Some records
# # # # # # #

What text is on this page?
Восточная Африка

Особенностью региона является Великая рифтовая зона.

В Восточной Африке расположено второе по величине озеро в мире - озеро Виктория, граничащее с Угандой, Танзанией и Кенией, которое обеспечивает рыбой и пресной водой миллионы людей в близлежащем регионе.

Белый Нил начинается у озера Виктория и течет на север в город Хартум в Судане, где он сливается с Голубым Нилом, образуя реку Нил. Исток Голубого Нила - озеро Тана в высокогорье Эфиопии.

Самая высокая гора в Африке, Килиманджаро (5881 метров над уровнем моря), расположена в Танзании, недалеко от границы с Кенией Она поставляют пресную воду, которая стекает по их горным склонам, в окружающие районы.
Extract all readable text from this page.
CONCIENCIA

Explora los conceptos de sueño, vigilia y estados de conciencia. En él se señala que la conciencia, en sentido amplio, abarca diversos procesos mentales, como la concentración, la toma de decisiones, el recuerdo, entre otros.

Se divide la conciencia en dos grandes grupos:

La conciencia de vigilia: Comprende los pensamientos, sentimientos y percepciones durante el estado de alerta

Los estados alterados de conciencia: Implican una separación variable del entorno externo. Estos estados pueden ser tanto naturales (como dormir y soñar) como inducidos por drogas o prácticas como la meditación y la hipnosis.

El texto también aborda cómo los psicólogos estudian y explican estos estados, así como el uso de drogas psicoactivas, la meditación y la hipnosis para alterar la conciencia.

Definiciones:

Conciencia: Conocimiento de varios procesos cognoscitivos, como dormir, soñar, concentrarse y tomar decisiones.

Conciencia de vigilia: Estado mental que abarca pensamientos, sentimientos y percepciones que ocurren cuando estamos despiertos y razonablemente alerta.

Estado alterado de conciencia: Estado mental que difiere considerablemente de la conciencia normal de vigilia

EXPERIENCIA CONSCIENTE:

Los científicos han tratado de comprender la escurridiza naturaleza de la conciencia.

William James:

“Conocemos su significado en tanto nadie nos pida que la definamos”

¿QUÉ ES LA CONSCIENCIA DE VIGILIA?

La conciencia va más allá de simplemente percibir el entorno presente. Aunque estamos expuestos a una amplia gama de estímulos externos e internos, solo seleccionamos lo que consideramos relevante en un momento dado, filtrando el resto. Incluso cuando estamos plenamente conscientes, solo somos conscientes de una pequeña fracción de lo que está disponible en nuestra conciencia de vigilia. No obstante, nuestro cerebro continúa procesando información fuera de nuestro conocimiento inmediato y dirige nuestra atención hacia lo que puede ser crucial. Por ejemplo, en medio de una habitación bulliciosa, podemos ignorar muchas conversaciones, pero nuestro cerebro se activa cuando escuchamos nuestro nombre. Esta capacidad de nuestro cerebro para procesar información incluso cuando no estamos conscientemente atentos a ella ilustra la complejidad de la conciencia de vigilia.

# # # # # # #

## Job
Find the string "Африке" in the entries above and return each line that holds it.

## Full output
В Восточной Африке расположено второе по величине озеро в мире - озеро Виктория, граничащее с Угандой, Танзанией и Кенией, которое обеспечивает рыбой и пресной водой миллионы людей в близлежащем регионе.
Самая высокая гора в Африке, Килиманджаро (5881 метров над уровнем моря), расположена в Танзании, недалеко от границы с Кенией Она поставляют пресную воду, которая стекает по их горным склонам, в окружающие районы.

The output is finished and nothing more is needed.